I've got a pretty strange issue here. Imagine we have two servers...
ServerA and
ServerB. Last night
ServerB pulled down some configuration bits from our puppet servers and tried to re-name itself to
ServerA.
How? Well theres two things that may have triggered this behavior.
1. We use a custom Puppet Node Name fact to set our node names, rather than the hostnames:
[main]
...
# Use the fact 'puppet_node' as our node classifier rather than the hostname.
node_name = facter
node_name_fact = puppet_node
2. We have Nginx proxy_cache all of our GET/HEAD requests to avoid hammering the Puppet Master processes with calls to the mostly static content like templates:
# Never, ever, ever cache our certificate or API requests... always pass them to the puppet master.
location ~ /(.*)/certificate(.*)/(.*)$ { proxy_pass http://unicorn; }
# If a request comes in for the 'master' environment, do not cache it at all
location ~ /master/(.*)$ { proxy_pass http://unicorn; }
location / {
# Cache all requests to the Puppet Unicorn process for at least 10 minutes.

- _Dataset_:
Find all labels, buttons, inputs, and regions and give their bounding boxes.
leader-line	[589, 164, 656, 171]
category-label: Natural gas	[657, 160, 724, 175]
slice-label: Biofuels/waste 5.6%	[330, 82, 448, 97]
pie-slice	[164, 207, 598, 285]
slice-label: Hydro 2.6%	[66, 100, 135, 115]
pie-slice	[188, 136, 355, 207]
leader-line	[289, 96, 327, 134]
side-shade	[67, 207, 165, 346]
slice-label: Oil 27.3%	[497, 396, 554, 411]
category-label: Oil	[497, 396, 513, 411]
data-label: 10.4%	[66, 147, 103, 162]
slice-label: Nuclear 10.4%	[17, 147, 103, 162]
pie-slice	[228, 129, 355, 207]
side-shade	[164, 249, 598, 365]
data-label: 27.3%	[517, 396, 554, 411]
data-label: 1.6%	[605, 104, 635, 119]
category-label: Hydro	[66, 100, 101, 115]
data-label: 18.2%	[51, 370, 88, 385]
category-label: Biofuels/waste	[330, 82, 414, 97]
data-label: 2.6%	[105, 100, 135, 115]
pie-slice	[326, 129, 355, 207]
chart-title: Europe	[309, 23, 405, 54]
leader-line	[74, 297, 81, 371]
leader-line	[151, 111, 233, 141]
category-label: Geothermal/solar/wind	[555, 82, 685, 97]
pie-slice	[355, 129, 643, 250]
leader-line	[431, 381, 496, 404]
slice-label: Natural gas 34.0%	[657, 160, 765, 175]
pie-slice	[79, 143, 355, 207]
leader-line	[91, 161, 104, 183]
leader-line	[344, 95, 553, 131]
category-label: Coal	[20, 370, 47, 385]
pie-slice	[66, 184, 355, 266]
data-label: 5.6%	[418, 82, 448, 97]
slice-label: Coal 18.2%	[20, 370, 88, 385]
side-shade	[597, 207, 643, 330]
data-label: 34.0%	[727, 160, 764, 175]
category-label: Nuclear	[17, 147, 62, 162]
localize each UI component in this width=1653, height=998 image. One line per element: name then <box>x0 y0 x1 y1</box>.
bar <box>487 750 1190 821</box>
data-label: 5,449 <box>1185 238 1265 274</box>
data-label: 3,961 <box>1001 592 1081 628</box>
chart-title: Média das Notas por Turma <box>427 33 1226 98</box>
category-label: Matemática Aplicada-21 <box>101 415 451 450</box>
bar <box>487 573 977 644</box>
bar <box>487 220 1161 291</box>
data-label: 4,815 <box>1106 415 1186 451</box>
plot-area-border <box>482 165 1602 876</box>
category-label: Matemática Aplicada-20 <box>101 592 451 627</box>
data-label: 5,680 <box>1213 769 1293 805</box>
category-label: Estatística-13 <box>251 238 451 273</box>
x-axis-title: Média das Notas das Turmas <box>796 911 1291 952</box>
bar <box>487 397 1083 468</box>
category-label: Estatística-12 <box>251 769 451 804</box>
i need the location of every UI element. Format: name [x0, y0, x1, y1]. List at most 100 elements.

---

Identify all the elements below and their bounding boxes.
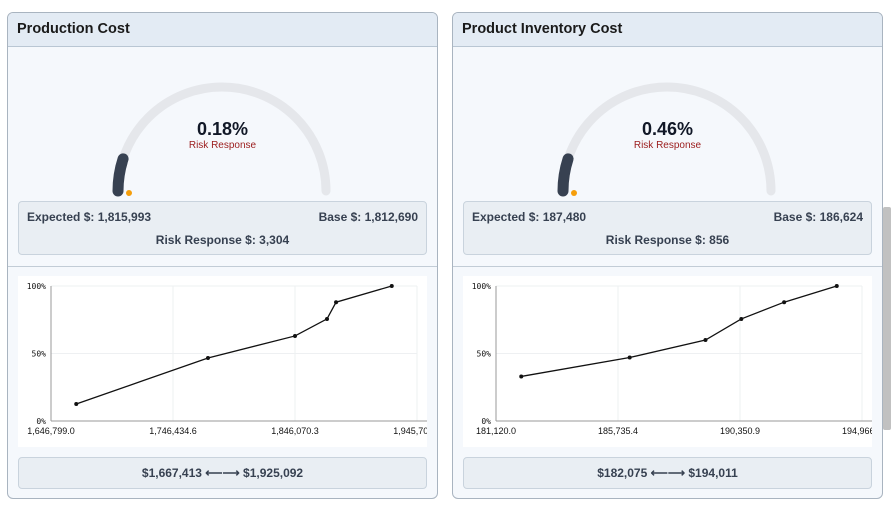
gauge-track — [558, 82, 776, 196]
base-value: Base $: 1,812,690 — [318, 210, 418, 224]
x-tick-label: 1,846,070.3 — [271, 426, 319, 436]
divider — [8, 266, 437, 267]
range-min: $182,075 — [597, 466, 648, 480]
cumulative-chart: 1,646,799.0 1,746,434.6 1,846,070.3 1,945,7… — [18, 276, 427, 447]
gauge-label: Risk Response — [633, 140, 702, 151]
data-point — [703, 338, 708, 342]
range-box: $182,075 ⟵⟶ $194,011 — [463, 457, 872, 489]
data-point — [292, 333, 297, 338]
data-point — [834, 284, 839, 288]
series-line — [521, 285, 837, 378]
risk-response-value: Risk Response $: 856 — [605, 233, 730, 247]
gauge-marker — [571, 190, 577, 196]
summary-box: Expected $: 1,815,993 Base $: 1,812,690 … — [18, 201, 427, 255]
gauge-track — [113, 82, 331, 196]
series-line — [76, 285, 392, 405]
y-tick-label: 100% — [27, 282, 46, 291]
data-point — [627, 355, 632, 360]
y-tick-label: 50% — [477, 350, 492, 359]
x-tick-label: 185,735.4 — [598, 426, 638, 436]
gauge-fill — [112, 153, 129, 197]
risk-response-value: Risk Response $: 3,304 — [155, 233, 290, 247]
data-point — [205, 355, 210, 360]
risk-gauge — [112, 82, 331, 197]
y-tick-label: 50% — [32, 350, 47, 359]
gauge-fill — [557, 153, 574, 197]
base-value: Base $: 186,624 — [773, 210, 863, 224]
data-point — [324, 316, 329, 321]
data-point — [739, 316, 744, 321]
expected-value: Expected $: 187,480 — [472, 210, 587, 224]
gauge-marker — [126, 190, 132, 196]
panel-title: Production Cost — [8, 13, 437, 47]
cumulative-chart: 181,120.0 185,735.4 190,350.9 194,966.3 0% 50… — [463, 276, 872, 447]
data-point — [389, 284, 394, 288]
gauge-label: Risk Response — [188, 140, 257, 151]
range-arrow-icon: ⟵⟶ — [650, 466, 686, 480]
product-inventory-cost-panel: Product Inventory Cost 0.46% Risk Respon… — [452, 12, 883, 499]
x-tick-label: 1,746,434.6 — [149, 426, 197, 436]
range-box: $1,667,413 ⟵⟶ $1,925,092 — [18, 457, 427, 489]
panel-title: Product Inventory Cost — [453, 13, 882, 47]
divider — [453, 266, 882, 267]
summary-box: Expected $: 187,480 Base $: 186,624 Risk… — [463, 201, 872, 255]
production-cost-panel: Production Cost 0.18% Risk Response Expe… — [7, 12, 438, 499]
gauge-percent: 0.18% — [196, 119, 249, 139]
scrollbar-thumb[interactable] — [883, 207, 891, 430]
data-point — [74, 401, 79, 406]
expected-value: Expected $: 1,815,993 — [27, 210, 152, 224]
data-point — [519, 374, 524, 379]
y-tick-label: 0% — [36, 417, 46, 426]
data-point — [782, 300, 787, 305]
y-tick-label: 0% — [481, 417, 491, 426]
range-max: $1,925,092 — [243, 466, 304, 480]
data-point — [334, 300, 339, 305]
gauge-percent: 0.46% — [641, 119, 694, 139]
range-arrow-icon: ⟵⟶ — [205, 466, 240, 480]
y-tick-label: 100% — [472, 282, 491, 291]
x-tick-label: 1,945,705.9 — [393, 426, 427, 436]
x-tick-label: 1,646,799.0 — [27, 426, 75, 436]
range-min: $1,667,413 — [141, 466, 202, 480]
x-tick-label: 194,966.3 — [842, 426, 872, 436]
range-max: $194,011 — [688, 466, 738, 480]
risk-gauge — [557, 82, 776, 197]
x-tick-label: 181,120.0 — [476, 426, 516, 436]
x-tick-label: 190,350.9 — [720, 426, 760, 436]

- _Request 1_: Shorten the paragraph of the Puppet post that begins "I've got a pretty strange issue here" into one or two sentences, keeping its main facts.
- _Request 2_: In one to three sentences, explain why the Puppet post says Nginx uses proxy_cache for all GET/HEAD requests.
- _Request 3_: According to the Puppet post, which fact is used as the node classifier instead of the hostname?
The listing has no role in any of these tasks.

- _Task result 1_: With two servers, ServerA and ServerB, ServerB pulled configuration from the puppet servers last night and tried to rename itself to ServerA.

- _Task result 2_: The caching keeps the Puppet Master processes from being hammered with calls for content that is mostly static, such as templates.

- _Task result 3_: The fact 'puppet_node'.